* start Supplied data *

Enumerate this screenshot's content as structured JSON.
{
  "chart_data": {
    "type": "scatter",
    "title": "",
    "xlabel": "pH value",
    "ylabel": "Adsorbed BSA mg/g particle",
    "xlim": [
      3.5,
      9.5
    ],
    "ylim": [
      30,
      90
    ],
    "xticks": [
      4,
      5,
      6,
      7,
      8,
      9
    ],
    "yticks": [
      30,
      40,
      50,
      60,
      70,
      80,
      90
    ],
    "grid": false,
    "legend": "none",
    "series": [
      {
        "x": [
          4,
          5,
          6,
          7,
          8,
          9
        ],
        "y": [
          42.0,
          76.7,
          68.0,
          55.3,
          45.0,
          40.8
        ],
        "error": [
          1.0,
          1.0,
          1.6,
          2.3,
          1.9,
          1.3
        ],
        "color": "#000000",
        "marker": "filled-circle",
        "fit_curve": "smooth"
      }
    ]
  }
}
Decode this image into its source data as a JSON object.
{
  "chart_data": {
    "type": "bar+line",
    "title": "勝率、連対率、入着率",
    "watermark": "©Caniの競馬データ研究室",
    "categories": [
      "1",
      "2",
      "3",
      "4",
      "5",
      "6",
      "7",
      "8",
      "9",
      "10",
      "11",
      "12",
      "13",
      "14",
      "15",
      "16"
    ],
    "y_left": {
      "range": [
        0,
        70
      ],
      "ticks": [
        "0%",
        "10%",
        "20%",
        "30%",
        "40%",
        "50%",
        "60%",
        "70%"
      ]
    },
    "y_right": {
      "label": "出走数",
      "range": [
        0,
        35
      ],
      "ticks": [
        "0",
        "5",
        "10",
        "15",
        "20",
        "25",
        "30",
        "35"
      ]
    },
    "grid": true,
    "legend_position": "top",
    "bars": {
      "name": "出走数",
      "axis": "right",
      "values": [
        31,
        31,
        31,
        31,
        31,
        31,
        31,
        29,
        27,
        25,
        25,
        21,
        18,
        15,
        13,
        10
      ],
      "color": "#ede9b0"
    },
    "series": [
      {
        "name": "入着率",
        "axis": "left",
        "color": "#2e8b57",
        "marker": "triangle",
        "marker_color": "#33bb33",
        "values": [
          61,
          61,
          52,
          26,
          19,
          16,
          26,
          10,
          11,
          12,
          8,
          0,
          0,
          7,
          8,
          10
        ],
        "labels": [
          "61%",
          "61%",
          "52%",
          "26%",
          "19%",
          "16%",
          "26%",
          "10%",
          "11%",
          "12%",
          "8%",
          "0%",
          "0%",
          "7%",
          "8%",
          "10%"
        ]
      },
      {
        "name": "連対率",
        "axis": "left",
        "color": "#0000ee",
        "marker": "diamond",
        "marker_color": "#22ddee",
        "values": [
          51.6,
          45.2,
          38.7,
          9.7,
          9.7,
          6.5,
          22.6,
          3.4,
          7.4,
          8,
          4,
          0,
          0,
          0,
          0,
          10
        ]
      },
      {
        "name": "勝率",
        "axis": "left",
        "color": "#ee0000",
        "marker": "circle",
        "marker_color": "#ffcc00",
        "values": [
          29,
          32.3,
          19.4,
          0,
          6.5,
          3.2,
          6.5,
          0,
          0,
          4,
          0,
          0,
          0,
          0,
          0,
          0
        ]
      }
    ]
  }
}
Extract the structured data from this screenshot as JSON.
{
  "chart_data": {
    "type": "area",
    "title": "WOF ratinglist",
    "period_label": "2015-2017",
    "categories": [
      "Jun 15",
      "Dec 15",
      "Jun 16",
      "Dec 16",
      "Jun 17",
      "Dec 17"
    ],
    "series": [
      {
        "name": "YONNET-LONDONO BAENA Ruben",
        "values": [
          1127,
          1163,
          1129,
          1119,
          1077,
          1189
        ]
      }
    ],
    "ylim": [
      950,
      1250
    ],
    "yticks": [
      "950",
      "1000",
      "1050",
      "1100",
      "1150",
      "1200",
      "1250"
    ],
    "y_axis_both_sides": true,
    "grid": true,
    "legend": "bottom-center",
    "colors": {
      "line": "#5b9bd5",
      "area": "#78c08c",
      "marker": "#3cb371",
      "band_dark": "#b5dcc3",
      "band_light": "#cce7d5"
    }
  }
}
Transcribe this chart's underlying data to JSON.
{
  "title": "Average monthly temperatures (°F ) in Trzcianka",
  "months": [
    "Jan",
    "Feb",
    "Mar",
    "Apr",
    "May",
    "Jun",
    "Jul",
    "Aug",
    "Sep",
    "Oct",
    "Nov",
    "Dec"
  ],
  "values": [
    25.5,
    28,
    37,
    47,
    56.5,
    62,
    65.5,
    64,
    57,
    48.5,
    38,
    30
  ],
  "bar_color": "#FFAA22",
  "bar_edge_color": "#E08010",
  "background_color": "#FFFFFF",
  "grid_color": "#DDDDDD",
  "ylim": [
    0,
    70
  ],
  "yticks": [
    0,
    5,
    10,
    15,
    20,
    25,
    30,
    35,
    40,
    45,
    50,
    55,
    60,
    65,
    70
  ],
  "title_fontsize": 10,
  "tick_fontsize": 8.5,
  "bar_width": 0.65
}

* end Supplied data *

## Written instruction
Return each entry from the material above exactly as it appears.

## Final result
Enumerate this screenshot's content as structured JSON.
{
  "chart_data": {
    "type": "scatter",
    "title": "",
    "xlabel": "pH value",
    "ylabel": "Adsorbed BSA mg/g particle",
    "xlim": [
      3.5,
      9.5
    ],
    "ylim": [
      30,
      90
    ],
    "xticks": [
      4,
      5,
      6,
      7,
      8,
      9
    ],
    "yticks": [
      30,
      40,
      50,
      60,
      70,
      80,
      90
    ],
    "grid": false,
    "legend": "none",
    "series": [
      {
        "x": [
          4,
          5,
          6,
          7,
          8,
          9
        ],
        "y": [
          42.0,
          76.7,
          68.0,
          55.3,
          45.0,
          40.8
        ],
        "error": [
          1.0,
          1.0,
          1.6,
          2.3,
          1.9,
          1.3
        ],
        "color": "#000000",
        "marker": "filled-circle",
        "fit_curve": "smooth"
      }
    ]
  }
}
Decode this image into its source data as a JSON object.
{
  "chart_data": {
    "type": "bar+line",
    "title": "勝率、連対率、入着率",
    "watermark": "©Caniの競馬データ研究室",
    "categories": [
      "1",
      "2",
      "3",
      "4",
      "5",
      "6",
      "7",
      "8",
      "9",
      "10",
      "11",
      "12",
      "13",
      "14",
      "15",
      "16"
    ],
    "y_left": {
      "range": [
        0,
        70
      ],
      "ticks": [
        "0%",
        "10%",
        "20%",
        "30%",
        "40%",
        "50%",
        "60%",
        "70%"
      ]
    },
    "y_right": {
      "label": "出走数",
      "range": [
        0,
        35
      ],
      "ticks": [
        "0",
        "5",
        "10",
        "15",
        "20",
        "25",
        "30",
        "35"
      ]
    },
    "grid": true,
    "legend_position": "top",
    "bars": {
      "name": "出走数",
      "axis": "right",
      "values": [
        31,
        31,
        31,
        31,
        31,
        31,
        31,
        29,
        27,
        25,
        25,
        21,
        18,
        15,
        13,
        10
      ],
      "color": "#ede9b0"
    },
    "series": [
      {
        "name": "入着率",
        "axis": "left",
        "color": "#2e8b57",
        "marker": "triangle",
        "marker_color": "#33bb33",
        "values": [
          61,
          61,
          52,
          26,
          19,
          16,
          26,
          10,
          11,
          12,
          8,
          0,
          0,
          7,
          8,
          10
        ],
        "labels": [
          "61%",
          "61%",
          "52%",
          "26%",
          "19%",
          "16%",
          "26%",
          "10%",
          "11%",
          "12%",
          "8%",
          "0%",
          "0%",
          "7%",
          "8%",
          "10%"
        ]
      },
      {
        "name": "連対率",
        "axis": "left",
        "color": "#0000ee",
        "marker": "diamond",
        "marker_color": "#22ddee",
        "values": [
          51.6,
          45.2,
          38.7,
          9.7,
          9.7,
          6.5,
          22.6,
          3.4,
          7.4,
          8,
          4,
          0,
          0,
          0,
          0,
          10
        ]
      },
      {
        "name": "勝率",
        "axis": "left",
        "color": "#ee0000",
        "marker": "circle",
        "marker_color": "#ffcc00",
        "values": [
          29,
          32.3,
          19.4,
          0,
          6.5,
          3.2,
          6.5,
          0,
          0,
          4,
          0,
          0,
          0,
          0,
          0,
          0
        ]
      }
    ]
  }
}
Extract the structured data from this screenshot as JSON.
{
  "chart_data": {
    "type": "area",
    "title": "WOF ratinglist",
    "period_label": "2015-2017",
    "categories": [
      "Jun 15",
      "Dec 15",
      "Jun 16",
      "Dec 16",
      "Jun 17",
      "Dec 17"
    ],
    "series": [
      {
        "name": "YONNET-LONDONO BAENA Ruben",
        "values": [
          1127,
          1163,
          1129,
          1119,
          1077,
          1189
        ]
      }
    ],
    "ylim": [
      950,
      1250
    ],
    "yticks": [
      "950",
      "1000",
      "1050",
      "1100",
      "1150",
      "1200",
      "1250"
    ],
    "y_axis_both_sides": true,
    "grid": true,
    "legend": "bottom-center",
    "colors": {
      "line": "#5b9bd5",
      "area": "#78c08c",
      "marker": "#3cb371",
      "band_dark": "#b5dcc3",
      "band_light": "#cce7d5"
    }
  }
}
Transcribe this chart's underlying data to JSON.
{
  "title": "Average monthly temperatures (°F ) in Trzcianka",
  "months": [
    "Jan",
    "Feb",
    "Mar",
    "Apr",
    "May",
    "Jun",
    "Jul",
    "Aug",
    "Sep",
    "Oct",
    "Nov",
    "Dec"
  ],
  "values": [
    25.5,
    28,
    37,
    47,
    56.5,
    62,
    65.5,
    64,
    57,
    48.5,
    38,
    30
  ],
  "bar_color": "#FFAA22",
  "bar_edge_color": "#E08010",
  "background_color": "#FFFFFF",
  "grid_color": "#DDDDDD",
  "ylim": [
    0,
    70
  ],
  "yticks": [
    0,
    5,
    10,
    15,
    20,
    25,
    30,
    35,
    40,
    45,
    50,
    55,
    60,
    65,
    70
  ],
  "title_fontsize": 10,
  "tick_fontsize": 8.5,
  "bar_width": 0.65
}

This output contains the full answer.